Single out the lines that include the word "title". Copy them.

═══

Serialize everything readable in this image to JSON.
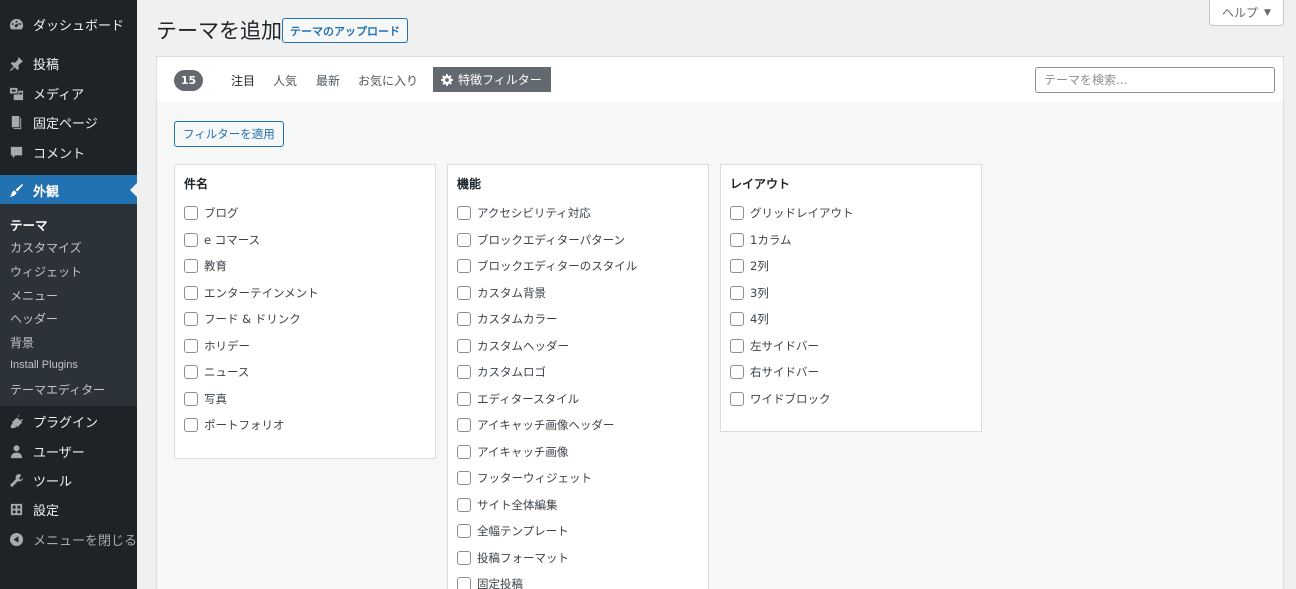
{
  "sidebar": {
    "items": [
      {
        "label": "ダッシュボード",
        "icon": "dashboard-icon"
      },
      {
        "label": "投稿",
        "icon": "pin-icon"
      },
      {
        "label": "メディア",
        "icon": "media-icon"
      },
      {
        "label": "固定ページ",
        "icon": "page-icon"
      },
      {
        "label": "コメント",
        "icon": "comment-icon"
      },
      {
        "label": "外観",
        "icon": "brush-icon"
      },
      {
        "label": "プラグイン",
        "icon": "plugin-icon"
      },
      {
        "label": "ユーザー",
        "icon": "user-icon"
      },
      {
        "label": "ツール",
        "icon": "wrench-icon"
      },
      {
        "label": "設定",
        "icon": "settings-icon"
      },
      {
        "label": "メニューを閉じる",
        "icon": "collapse-icon"
      }
    ],
    "submenu": [
      "テーマ",
      "カスタマイズ",
      "ウィジェット",
      "メニュー",
      "ヘッダー",
      "背景",
      "Install Plugins",
      "テーマエディター"
    ]
  },
  "header": {
    "title": "テーマを追加",
    "upload_label": "テーマのアップロード",
    "help_label": "ヘルプ",
    "help_arrow": "▼"
  },
  "filter_bar": {
    "count": "15",
    "links": [
      "注目",
      "人気",
      "最新",
      "お気に入り"
    ],
    "feature_filter_label": "特徴フィルター",
    "search_placeholder": "テーマを検索..."
  },
  "apply_label": "フィルターを適用",
  "groups": [
    {
      "title": "件名",
      "options": [
        "ブログ",
        "e コマース",
        "教育",
        "エンターテインメント",
        "フード & ドリンク",
        "ホリデー",
        "ニュース",
        "写真",
        "ポートフォリオ"
      ]
    },
    {
      "title": "機能",
      "options": [
        "アクセシビリティ対応",
        "ブロックエディターパターン",
        "ブロックエディターのスタイル",
        "カスタム背景",
        "カスタムカラー",
        "カスタムヘッダー",
        "カスタムロゴ",
        "エディタースタイル",
        "アイキャッチ画像ヘッダー",
        "アイキャッチ画像",
        "フッターウィジェット",
        "サイト全体編集",
        "全幅テンプレート",
        "投稿フォーマット",
        "固定投稿"
      ]
    },
    {
      "title": "レイアウト",
      "options": [
        "グリッドレイアウト",
        "1カラム",
        "2列",
        "3列",
        "4列",
        "左サイドバー",
        "右サイドバー",
        "ワイドブロック"
      ]
    }
  ],
  "colors": {
    "sidebar_bg": "#1d2327",
    "submenu_bg": "#2c3338",
    "accent": "#2271b1",
    "page_bg": "#f0f0f1"
  }
}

═══

● Response to this exercise
    "title": "テーマを追加",
      "title": "件名",
      "title": "機能",
      "title": "レイアウト",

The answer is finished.